**Instruction:** Tally the lines of the listing that contain the string "گزارش". Give the number and nothing else.

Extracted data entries
►

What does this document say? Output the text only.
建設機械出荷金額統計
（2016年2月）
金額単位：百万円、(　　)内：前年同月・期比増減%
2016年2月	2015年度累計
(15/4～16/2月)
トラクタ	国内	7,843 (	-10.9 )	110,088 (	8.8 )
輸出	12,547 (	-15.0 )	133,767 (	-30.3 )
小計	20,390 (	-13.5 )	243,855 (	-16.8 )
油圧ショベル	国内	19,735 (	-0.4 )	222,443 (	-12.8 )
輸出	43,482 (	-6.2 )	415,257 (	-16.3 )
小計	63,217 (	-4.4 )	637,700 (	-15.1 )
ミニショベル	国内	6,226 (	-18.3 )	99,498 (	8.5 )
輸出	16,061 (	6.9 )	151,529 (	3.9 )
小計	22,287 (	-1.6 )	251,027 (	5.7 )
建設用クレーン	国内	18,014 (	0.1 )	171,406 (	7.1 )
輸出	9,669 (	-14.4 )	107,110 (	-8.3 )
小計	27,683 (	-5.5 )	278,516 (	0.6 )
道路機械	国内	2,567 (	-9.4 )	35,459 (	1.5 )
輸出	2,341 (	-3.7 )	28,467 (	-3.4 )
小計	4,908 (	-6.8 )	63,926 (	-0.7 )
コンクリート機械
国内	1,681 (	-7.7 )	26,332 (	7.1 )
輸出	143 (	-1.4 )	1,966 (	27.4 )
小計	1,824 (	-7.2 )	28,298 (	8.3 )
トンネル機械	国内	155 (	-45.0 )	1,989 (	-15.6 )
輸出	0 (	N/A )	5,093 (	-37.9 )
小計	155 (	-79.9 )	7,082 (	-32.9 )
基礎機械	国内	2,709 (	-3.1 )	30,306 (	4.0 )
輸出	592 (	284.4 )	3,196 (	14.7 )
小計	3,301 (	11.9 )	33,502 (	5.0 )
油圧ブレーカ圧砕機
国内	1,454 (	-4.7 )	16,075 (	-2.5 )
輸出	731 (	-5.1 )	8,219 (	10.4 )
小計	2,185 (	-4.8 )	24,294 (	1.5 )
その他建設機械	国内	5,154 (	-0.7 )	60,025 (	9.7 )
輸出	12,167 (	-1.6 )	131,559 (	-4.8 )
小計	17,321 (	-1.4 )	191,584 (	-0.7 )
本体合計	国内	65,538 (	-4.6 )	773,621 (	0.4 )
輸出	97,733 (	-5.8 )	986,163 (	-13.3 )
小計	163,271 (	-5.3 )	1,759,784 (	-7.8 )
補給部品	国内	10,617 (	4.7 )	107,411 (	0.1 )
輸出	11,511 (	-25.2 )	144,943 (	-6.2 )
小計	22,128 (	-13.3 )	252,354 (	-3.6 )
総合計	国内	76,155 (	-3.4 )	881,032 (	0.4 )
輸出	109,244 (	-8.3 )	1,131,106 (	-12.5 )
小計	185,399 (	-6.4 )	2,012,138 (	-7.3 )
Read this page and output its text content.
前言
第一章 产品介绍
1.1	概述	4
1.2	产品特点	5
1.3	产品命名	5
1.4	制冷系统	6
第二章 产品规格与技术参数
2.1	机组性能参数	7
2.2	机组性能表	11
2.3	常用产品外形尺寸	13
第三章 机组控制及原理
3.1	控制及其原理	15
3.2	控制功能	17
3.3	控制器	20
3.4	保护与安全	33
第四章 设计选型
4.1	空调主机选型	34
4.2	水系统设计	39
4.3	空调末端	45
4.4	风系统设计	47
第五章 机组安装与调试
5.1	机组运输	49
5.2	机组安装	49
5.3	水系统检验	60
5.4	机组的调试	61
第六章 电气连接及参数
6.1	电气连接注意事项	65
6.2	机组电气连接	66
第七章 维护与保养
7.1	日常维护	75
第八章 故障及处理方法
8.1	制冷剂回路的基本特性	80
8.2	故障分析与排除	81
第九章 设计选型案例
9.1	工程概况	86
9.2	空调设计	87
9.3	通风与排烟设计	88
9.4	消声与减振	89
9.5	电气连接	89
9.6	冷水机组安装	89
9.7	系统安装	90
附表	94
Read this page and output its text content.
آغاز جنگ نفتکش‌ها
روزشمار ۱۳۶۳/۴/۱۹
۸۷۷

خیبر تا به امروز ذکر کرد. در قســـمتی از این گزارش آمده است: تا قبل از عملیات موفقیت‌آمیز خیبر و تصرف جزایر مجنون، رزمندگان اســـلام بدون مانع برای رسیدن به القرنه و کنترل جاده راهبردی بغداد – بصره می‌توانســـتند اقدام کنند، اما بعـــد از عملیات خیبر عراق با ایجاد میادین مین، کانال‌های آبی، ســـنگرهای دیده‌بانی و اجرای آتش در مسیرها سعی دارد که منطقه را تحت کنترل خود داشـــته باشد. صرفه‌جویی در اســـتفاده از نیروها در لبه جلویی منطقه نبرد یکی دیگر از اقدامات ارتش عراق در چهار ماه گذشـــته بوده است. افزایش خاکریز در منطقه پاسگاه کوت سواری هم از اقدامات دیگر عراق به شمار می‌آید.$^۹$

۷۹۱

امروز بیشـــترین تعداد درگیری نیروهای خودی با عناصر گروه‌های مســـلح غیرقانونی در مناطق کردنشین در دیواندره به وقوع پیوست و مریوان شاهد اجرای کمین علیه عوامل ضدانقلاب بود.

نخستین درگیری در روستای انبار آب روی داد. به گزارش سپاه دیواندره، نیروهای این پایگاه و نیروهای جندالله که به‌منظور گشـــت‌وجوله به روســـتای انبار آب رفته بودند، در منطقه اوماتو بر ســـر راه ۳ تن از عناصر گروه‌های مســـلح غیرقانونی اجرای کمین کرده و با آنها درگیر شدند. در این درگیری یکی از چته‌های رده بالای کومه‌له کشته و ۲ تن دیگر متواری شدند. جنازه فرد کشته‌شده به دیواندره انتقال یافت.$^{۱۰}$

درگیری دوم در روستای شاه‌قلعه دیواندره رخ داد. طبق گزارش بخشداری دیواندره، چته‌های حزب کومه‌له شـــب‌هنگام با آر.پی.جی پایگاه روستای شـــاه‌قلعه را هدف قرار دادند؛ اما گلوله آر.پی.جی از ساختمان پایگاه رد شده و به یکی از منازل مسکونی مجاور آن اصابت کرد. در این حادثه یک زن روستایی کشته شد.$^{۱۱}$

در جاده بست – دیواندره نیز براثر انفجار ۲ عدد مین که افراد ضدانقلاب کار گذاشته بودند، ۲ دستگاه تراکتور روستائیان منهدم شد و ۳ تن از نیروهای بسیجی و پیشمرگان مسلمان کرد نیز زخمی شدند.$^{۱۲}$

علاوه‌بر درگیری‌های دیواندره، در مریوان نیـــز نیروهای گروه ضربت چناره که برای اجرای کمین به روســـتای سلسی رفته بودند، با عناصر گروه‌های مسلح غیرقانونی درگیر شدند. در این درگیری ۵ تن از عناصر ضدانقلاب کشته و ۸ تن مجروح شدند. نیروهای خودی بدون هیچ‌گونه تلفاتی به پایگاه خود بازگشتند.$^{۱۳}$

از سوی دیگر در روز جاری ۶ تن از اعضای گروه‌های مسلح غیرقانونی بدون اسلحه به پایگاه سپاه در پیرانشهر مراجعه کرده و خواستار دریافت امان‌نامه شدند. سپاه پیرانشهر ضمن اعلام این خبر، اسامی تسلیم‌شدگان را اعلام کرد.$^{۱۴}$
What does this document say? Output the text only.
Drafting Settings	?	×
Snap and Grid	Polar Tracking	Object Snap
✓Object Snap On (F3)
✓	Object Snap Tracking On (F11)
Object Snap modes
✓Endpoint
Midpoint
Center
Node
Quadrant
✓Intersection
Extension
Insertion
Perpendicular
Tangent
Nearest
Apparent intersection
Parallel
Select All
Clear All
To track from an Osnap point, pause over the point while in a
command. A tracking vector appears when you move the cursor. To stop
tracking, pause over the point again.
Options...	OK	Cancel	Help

◄

**Problem solution:** 3